PAGE
________________________________________
A group of local residents working within various nonprofits are hoping to plant some seeds this summer — literally and figuratively — that could change the way the Roaring Fork Valley eats.
They’re starting with some farmland and a group of interested students, and hope that, as energy prices rise and the world food supply declines, the message will spread.
“We basically want to start food production wherever possible,” said Michael Thompson, a Basalt architect who sits on the board of Fat City Farms, a local nonprofit that is advancing the concept. “We don’t care where it gets started. The idea is energy prices are not going to be coming down anytime soon, if ever, so we need to establish local food production capacity.”
The group — which includes representatives from Fat City Farms, Ute City Farm, Slow Food Roaring Fork, the Central Rocky Mountain Permaculture Institute and the Carbondale Economic Localization group, among others — is taking a multi-pronged approach to increasing local food production. And while the long-term goal is to acquire and cultivate more growing land, the first step, they believe, is education.
To that end, they will launch what they are calling the CSA Farm School this month. CSA, which stands for community supported agriculture, is a concept that usually involves selling locally grown food through subscriptions or shares. Farm school students would work and learn part time at Peach Valley CSA, a firmly established CSA between New Castle and Silt that supplies about 100 members, and part time at Ute City Farm in Woody Creek. Ken Kuhns and Jennifer Craig, who run the farms, respectively, are two of the instructors, with Jerome Osentowski of the Central Rocky Mountain Permaculture Institute in Basalt rounding out the faculty.
________________________________________
TASK SET
**1)** Name every person mentioned in the article on local food production.
**2)** Duplicate the article on local food production from "They’re starting with" to "message will spread.".
You won't need the data that comes next.

DATA SECTION
________________________________________
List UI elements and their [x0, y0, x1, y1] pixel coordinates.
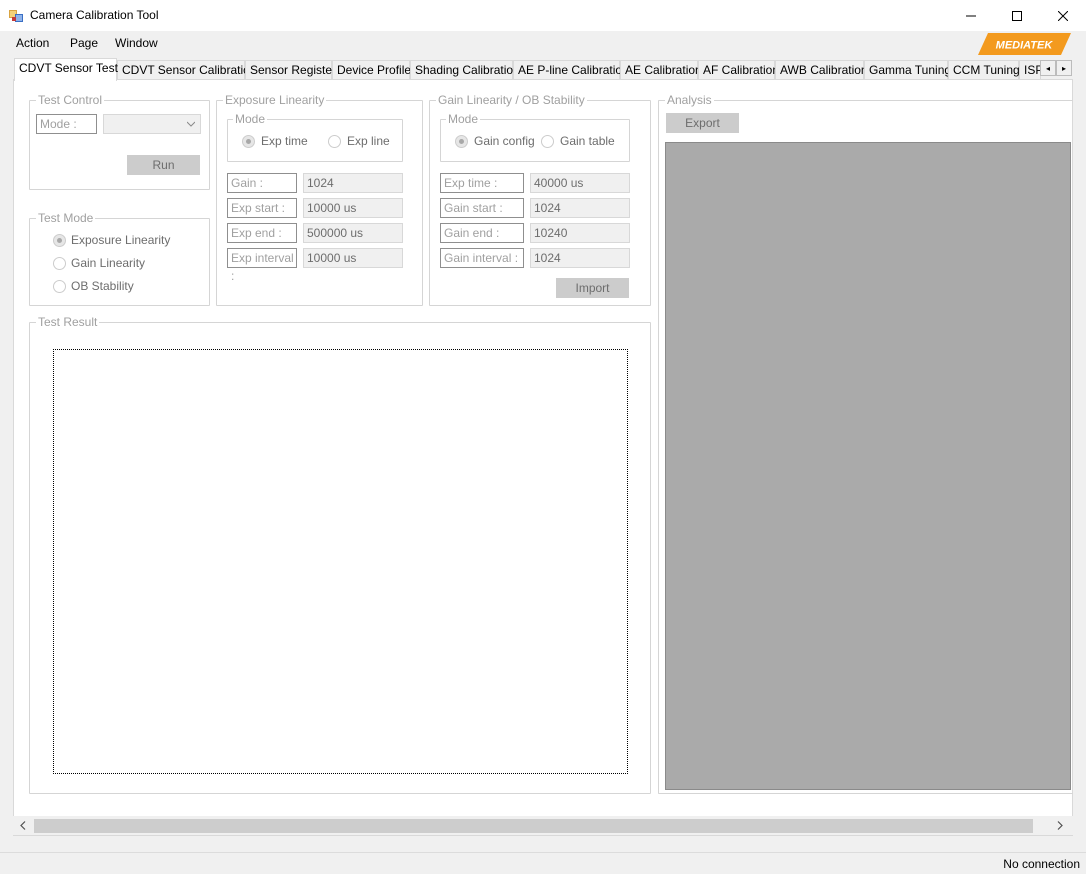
________________________________________
ANSWERS PER TASK
**1)**
Michael Thompson
Ken Kuhns
Jennifer Craig
Jerome Osentowski

**2)**
They’re starting with some farmland and a group of interested students, and hope that, as energy prices rise and the world food supply declines, the message will spread.